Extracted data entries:
------------------------------------

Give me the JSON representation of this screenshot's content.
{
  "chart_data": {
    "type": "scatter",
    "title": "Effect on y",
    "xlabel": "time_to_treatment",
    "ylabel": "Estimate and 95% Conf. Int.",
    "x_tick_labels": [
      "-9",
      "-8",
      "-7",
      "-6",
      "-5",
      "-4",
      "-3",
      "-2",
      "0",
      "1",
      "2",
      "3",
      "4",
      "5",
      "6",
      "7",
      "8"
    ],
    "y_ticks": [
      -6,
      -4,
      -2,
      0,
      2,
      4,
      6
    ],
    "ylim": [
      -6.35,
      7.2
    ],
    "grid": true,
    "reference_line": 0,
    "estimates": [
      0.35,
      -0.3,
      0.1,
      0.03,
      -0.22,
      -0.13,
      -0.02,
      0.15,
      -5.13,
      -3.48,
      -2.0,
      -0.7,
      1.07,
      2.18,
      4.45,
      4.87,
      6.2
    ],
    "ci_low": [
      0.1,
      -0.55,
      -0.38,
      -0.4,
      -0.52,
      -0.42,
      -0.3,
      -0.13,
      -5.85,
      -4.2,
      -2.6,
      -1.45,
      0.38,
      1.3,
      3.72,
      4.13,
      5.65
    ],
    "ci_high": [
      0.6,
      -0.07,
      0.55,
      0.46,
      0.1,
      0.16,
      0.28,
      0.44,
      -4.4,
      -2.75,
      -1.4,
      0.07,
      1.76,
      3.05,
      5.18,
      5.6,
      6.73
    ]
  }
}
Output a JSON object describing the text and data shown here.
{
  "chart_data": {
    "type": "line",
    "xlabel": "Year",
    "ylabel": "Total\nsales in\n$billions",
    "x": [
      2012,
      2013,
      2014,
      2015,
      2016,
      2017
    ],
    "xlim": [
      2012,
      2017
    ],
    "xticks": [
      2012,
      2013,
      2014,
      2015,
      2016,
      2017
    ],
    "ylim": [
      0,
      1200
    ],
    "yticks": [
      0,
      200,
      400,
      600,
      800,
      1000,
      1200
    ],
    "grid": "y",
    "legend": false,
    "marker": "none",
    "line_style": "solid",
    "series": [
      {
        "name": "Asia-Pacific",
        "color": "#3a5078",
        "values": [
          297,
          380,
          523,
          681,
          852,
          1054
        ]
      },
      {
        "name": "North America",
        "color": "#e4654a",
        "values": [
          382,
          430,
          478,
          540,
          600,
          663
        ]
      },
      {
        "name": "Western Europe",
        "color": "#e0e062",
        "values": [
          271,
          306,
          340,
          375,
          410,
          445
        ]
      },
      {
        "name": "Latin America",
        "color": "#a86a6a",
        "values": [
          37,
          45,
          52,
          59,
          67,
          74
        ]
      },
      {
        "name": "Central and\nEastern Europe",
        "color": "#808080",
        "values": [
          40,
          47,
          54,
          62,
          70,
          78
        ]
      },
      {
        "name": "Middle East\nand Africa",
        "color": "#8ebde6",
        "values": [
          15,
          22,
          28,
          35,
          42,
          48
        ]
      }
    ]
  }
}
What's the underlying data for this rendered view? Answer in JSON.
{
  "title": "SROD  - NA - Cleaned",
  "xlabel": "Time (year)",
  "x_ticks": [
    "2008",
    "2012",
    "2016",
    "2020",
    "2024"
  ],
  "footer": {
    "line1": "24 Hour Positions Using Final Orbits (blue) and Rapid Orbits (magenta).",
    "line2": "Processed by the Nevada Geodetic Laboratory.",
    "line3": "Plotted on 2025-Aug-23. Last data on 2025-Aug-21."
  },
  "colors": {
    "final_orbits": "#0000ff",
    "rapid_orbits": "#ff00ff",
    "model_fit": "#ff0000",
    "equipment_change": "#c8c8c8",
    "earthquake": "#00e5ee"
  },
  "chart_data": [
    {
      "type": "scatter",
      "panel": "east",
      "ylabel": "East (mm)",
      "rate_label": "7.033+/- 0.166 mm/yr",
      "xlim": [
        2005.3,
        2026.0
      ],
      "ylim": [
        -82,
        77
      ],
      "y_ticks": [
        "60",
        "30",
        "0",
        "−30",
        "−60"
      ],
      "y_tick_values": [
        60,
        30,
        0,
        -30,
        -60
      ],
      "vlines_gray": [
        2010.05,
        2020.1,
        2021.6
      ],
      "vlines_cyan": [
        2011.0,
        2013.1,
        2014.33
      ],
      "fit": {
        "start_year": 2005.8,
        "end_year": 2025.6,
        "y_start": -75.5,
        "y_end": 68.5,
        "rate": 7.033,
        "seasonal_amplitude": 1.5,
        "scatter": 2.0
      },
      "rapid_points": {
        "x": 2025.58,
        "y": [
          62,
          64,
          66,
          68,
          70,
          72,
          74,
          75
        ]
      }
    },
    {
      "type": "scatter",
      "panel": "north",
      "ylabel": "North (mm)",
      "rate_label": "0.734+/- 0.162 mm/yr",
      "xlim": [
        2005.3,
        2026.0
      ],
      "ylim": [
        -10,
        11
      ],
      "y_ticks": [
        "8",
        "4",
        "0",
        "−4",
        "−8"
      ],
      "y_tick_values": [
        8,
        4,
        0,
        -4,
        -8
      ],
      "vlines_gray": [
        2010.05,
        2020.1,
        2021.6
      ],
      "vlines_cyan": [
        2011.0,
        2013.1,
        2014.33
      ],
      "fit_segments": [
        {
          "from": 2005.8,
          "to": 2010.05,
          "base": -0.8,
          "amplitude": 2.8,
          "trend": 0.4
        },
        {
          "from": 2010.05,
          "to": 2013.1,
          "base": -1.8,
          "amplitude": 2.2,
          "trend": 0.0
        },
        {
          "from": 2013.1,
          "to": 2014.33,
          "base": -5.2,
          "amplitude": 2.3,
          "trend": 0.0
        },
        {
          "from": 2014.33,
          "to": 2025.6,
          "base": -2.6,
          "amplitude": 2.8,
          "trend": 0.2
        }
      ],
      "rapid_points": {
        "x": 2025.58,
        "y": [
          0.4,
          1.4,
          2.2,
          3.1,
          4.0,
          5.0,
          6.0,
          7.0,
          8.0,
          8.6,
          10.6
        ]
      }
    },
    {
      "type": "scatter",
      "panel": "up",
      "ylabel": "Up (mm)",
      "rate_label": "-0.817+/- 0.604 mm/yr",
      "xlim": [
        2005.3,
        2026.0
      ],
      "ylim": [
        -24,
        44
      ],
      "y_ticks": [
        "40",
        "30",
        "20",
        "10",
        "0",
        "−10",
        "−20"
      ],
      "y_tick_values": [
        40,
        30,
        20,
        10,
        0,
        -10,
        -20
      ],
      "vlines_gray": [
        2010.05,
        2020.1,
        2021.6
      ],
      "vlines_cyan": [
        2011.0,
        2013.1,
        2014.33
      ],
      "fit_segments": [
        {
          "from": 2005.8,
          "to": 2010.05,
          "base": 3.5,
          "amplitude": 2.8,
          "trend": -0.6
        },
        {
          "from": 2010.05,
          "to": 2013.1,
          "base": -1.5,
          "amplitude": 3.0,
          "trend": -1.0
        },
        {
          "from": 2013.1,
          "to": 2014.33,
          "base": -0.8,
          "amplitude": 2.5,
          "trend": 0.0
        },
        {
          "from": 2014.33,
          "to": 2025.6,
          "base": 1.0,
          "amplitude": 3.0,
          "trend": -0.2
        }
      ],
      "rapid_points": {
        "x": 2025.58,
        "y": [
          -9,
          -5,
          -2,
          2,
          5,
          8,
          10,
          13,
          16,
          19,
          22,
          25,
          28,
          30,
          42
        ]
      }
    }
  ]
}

------------------------------------

The task
Return the entries in full, keeping every line exactly as it is.

Exercise output
Give me the JSON representation of this screenshot's content.
{
  "chart_data": {
    "type": "scatter",
    "title": "Effect on y",
    "xlabel": "time_to_treatment",
    "ylabel": "Estimate and 95% Conf. Int.",
    "x_tick_labels": [
      "-9",
      "-8",
      "-7",
      "-6",
      "-5",
      "-4",
      "-3",
      "-2",
      "0",
      "1",
      "2",
      "3",
      "4",
      "5",
      "6",
      "7",
      "8"
    ],
    "y_ticks": [
      -6,
      -4,
      -2,
      0,
      2,
      4,
      6
    ],
    "ylim": [
      -6.35,
      7.2
    ],
    "grid": true,
    "reference_line": 0,
    "estimates": [
      0.35,
      -0.3,
      0.1,
      0.03,
      -0.22,
      -0.13,
      -0.02,
      0.15,
      -5.13,
      -3.48,
      -2.0,
      -0.7,
      1.07,
      2.18,
      4.45,
      4.87,
      6.2
    ],
    "ci_low": [
      0.1,
      -0.55,
      -0.38,
      -0.4,
      -0.52,
      -0.42,
      -0.3,
      -0.13,
      -5.85,
      -4.2,
      -2.6,
      -1.45,
      0.38,
      1.3,
      3.72,
      4.13,
      5.65
    ],
    "ci_high": [
      0.6,
      -0.07,
      0.55,
      0.46,
      0.1,
      0.16,
      0.28,
      0.44,
      -4.4,
      -2.75,
      -1.4,
      0.07,
      1.76,
      3.05,
      5.18,
      5.6,
      6.73
    ]
  }
}
Output a JSON object describing the text and data shown here.
{
  "chart_data": {
    "type": "line",
    "xlabel": "Year",
    "ylabel": "Total\nsales in\n$billions",
    "x": [
      2012,
      2013,
      2014,
      2015,
      2016,
      2017
    ],
    "xlim": [
      2012,
      2017
    ],
    "xticks": [
      2012,
      2013,
      2014,
      2015,
      2016,
      2017
    ],
    "ylim": [
      0,
      1200
    ],
    "yticks": [
      0,
      200,
      400,
      600,
      800,
      1000,
      1200
    ],
    "grid": "y",
    "legend": false,
    "marker": "none",
    "line_style": "solid",
    "series": [
      {
        "name": "Asia-Pacific",
        "color": "#3a5078",
        "values": [
          297,
          380,
          523,
          681,
          852,
          1054
        ]
      },
      {
        "name": "North America",
        "color": "#e4654a",
        "values": [
          382,
          430,
          478,
          540,
          600,
          663
        ]
      },
      {
        "name": "Western Europe",
        "color": "#e0e062",
        "values": [
          271,
          306,
          340,
          375,
          410,
          445
        ]
      },
      {
        "name": "Latin America",
        "color": "#a86a6a",
        "values": [
          37,
          45,
          52,
          59,
          67,
          74
        ]
      },
      {
        "name": "Central and\nEastern Europe",
        "color": "#808080",
        "values": [
          40,
          47,
          54,
          62,
          70,
          78
        ]
      },
      {
        "name": "Middle East\nand Africa",
        "color": "#8ebde6",
        "values": [
          15,
          22,
          28,
          35,
          42,
          48
        ]
      }
    ]
  }
}
What's the underlying data for this rendered view? Answer in JSON.
{
  "title": "SROD  - NA - Cleaned",
  "xlabel": "Time (year)",
  "x_ticks": [
    "2008",
    "2012",
    "2016",
    "2020",
    "2024"
  ],
  "footer": {
    "line1": "24 Hour Positions Using Final Orbits (blue) and Rapid Orbits (magenta).",
    "line2": "Processed by the Nevada Geodetic Laboratory.",
    "line3": "Plotted on 2025-Aug-23. Last data on 2025-Aug-21."
  },
  "colors": {
    "final_orbits": "#0000ff",
    "rapid_orbits": "#ff00ff",
    "model_fit": "#ff0000",
    "equipment_change": "#c8c8c8",
    "earthquake": "#00e5ee"
  },
  "chart_data": [
    {
      "type": "scatter",
      "panel": "east",
      "ylabel": "East (mm)",
      "rate_label": "7.033+/- 0.166 mm/yr",
      "xlim": [
        2005.3,
        2026.0
      ],
      "ylim": [
        -82,
        77
      ],
      "y_ticks": [
        "60",
        "30",
        "0",
        "−30",
        "−60"
      ],
      "y_tick_values": [
        60,
        30,
        0,
        -30,
        -60
      ],
      "vlines_gray": [
        2010.05,
        2020.1,
        2021.6
      ],
      "vlines_cyan": [
        2011.0,
        2013.1,
        2014.33
      ],
      "fit": {
        "start_year": 2005.8,
        "end_year": 2025.6,
        "y_start": -75.5,
        "y_end": 68.5,
        "rate": 7.033,
        "seasonal_amplitude": 1.5,
        "scatter": 2.0
      },
      "rapid_points": {
        "x": 2025.58,
        "y": [
          62,
          64,
          66,
          68,
          70,
          72,
          74,
          75
        ]
      }
    },
    {
      "type": "scatter",
      "panel": "north",
      "ylabel": "North (mm)",
      "rate_label": "0.734+/- 0.162 mm/yr",
      "xlim": [
        2005.3,
        2026.0
      ],
      "ylim": [
        -10,
        11
      ],
      "y_ticks": [
        "8",
        "4",
        "0",
        "−4",
        "−8"
      ],
      "y_tick_values": [
        8,
        4,
        0,
        -4,
        -8
      ],
      "vlines_gray": [
        2010.05,
        2020.1,
        2021.6
      ],
      "vlines_cyan": [
        2011.0,
        2013.1,
        2014.33
      ],
      "fit_segments": [
        {
          "from": 2005.8,
          "to": 2010.05,
          "base": -0.8,
          "amplitude": 2.8,
          "trend": 0.4
        },
        {
          "from": 2010.05,
          "to": 2013.1,
          "base": -1.8,
          "amplitude": 2.2,
          "trend": 0.0
        },
        {
          "from": 2013.1,
          "to": 2014.33,
          "base": -5.2,
          "amplitude": 2.3,
          "trend": 0.0
        },
        {
          "from": 2014.33,
          "to": 2025.6,
          "base": -2.6,
          "amplitude": 2.8,
          "trend": 0.2
        }
      ],
      "rapid_points": {
        "x": 2025.58,
        "y": [
          0.4,
          1.4,
          2.2,
          3.1,
          4.0,
          5.0,
          6.0,
          7.0,
          8.0,
          8.6,
          10.6
        ]
      }
    },
    {
      "type": "scatter",
      "panel": "up",
      "ylabel": "Up (mm)",
      "rate_label": "-0.817+/- 0.604 mm/yr",
      "xlim": [
        2005.3,
        2026.0
      ],
      "ylim": [
        -24,
        44
      ],
      "y_ticks": [
        "40",
        "30",
        "20",
        "10",
        "0",
        "−10",
        "−20"
      ],
      "y_tick_values": [
        40,
        30,
        20,
        10,
        0,
        -10,
        -20
      ],
      "vlines_gray": [
        2010.05,
        2020.1,
        2021.6
      ],
      "vlines_cyan": [
        2011.0,
        2013.1,
        2014.33
      ],
      "fit_segments": [
        {
          "from": 2005.8,
          "to": 2010.05,
          "base": 3.5,
          "amplitude": 2.8,
          "trend": -0.6
        },
        {
          "from": 2010.05,
          "to": 2013.1,
          "base": -1.5,
          "amplitude": 3.0,
          "trend": -1.0
        },
        {
          "from": 2013.1,
          "to": 2014.33,
          "base": -0.8,
          "amplitude": 2.5,
          "trend": 0.0
        },
        {
          "from": 2014.33,
          "to": 2025.6,
          "base": 1.0,
          "amplitude": 3.0,
          "trend": -0.2
        }
      ],
      "rapid_points": {
        "x": 2025.58,
        "y": [
          -9,
          -5,
          -2,
          2,
          5,
          8,
          10,
          13,
          16,
          19,
          22,
          25,
          28,
          30,
          42
        ]
      }
    }
  ]
}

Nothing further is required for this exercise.